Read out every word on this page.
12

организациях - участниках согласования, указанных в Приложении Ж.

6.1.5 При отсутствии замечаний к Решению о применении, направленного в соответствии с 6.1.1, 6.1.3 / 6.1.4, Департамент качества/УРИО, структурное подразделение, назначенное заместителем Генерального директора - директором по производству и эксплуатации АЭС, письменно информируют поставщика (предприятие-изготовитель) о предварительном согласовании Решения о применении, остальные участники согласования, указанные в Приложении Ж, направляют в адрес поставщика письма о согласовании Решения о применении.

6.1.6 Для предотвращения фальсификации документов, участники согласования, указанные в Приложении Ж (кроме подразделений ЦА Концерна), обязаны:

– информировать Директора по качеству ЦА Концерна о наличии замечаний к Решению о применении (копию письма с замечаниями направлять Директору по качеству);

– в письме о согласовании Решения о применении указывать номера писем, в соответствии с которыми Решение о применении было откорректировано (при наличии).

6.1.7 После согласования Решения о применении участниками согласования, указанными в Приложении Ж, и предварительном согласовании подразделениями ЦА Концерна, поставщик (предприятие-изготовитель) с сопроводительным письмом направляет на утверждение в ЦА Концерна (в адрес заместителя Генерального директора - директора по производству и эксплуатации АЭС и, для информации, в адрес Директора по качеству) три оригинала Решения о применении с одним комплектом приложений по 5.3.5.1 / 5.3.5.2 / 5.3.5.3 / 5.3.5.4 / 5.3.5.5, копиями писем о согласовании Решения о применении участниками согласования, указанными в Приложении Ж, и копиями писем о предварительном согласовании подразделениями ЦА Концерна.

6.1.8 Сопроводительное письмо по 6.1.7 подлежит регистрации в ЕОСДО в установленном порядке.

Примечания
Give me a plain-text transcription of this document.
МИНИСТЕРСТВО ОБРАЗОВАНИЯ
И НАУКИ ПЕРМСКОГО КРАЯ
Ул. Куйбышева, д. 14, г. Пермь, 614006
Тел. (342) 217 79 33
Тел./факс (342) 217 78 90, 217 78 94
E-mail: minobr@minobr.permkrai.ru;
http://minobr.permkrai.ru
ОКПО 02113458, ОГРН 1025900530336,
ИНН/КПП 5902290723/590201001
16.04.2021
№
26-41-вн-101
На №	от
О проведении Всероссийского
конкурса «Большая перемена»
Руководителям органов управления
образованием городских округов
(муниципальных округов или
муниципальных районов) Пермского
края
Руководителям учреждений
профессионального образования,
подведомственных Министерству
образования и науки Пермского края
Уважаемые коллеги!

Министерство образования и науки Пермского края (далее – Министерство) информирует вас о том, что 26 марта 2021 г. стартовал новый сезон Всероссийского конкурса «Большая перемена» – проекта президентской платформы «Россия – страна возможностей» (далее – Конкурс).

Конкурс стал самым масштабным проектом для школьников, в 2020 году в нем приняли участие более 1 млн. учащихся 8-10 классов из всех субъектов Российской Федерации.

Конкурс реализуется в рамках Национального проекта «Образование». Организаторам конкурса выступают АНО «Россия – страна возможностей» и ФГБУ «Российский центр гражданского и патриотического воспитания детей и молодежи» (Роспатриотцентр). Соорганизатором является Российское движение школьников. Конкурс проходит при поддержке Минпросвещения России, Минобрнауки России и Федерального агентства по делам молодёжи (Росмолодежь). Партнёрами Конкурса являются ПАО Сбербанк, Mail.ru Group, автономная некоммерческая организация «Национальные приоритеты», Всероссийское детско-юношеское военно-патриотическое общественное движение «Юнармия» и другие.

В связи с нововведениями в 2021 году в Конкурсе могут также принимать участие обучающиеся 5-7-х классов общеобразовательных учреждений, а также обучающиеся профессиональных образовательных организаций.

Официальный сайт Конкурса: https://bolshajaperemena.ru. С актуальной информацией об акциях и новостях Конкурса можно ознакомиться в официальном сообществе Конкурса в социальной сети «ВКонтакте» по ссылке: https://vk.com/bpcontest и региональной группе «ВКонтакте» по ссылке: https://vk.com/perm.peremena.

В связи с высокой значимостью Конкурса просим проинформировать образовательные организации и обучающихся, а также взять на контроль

**WHAT TO WORK ON**
Lines containing the string "связи" are to be selected and copied.

**FINAL ANSWER**
В связи с нововведениями в 2021 году в Конкурсе могут также принимать участие обучающиеся 5-7-х классов общеобразовательных учреждений, а также обучающиеся профессиональных образовательных организаций.
В связи с высокой значимостью Конкурса просим проинформировать образовательные организации и обучающихся, а также взять на контроль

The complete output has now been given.